**GIVEN INSTRUCTION**. No images are to be carried over; print all other material exactly as it stands.

Records contained in a dataset:
+===+
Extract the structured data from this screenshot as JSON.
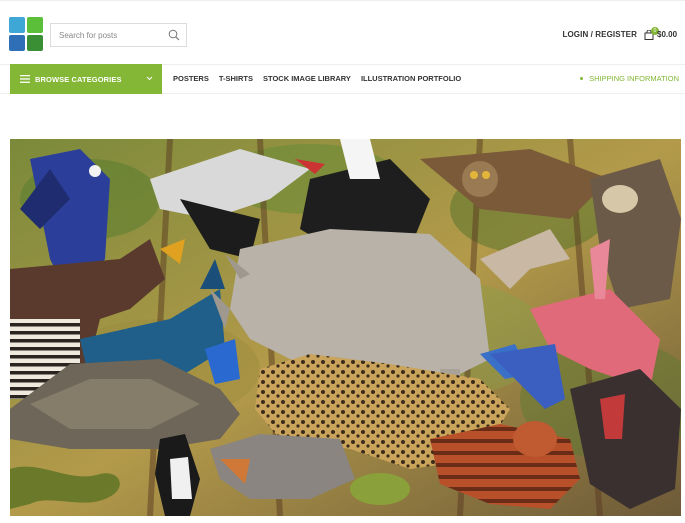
{
  "header": {
    "search_placeholder": "Search for posts",
    "login_label": "LOGIN / REGISTER",
    "cart_count": "0",
    "cart_total": "$0.00"
  },
  "nav": {
    "browse_label": "BROWSE CATEGORIES",
    "menu_items": [
      "POSTERS",
      "T-SHIRTS",
      "STOCK IMAGE LIBRARY",
      "ILLUSTRATION PORTFOLIO"
    ],
    "shipping_label": "SHIPPING INFORMATION"
  },
  "colors": {
    "accent": "#83b735",
    "text": "#333333"
  },
  "icons": {
    "search": "search-icon",
    "cart": "shopping-bag-icon",
    "menu": "hamburger-icon",
    "chevron": "chevron-down-icon"
  }
}
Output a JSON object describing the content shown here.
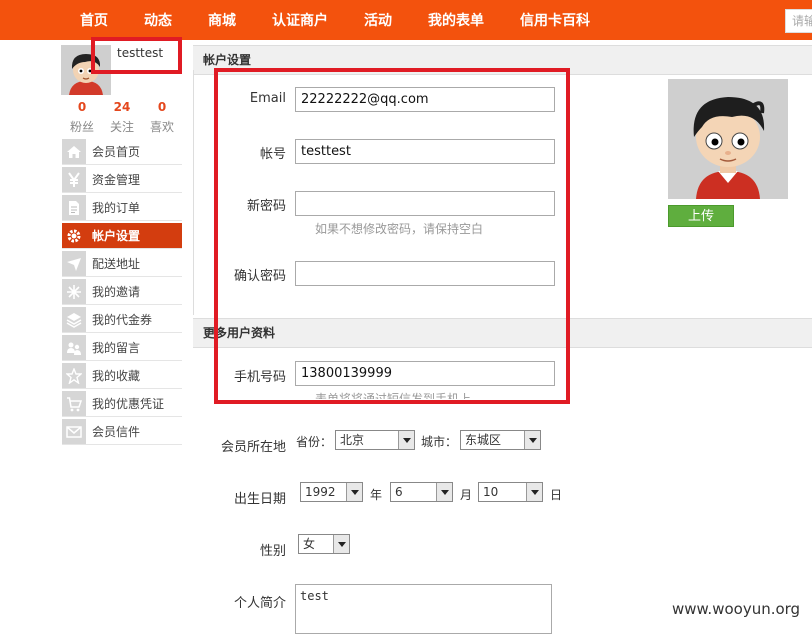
+===+
**FINISHED EXERCISE**.
Extract the structured data from this screenshot as JSON.
{
  "header": {
    "search_placeholder": "Search for posts",
    "login_label": "LOGIN / REGISTER",
    "cart_count": "0",
    "cart_total": "$0.00"
  },
  "nav": {
    "browse_label": "BROWSE CATEGORIES",
    "menu_items": [
      "POSTERS",
      "T-SHIRTS",
      "STOCK IMAGE LIBRARY",
      "ILLUSTRATION PORTFOLIO"
    ],
    "shipping_label": "SHIPPING INFORMATION"
  },
  "colors": {
    "accent": "#83b735",
    "text": "#333333"
  },
  "icons": {
    "search": "search-icon",
    "cart": "shopping-bag-icon",
    "menu": "hamburger-icon",
    "chevron": "chevron-down-icon"
  }
}
Output a JSON object describing the content shown here.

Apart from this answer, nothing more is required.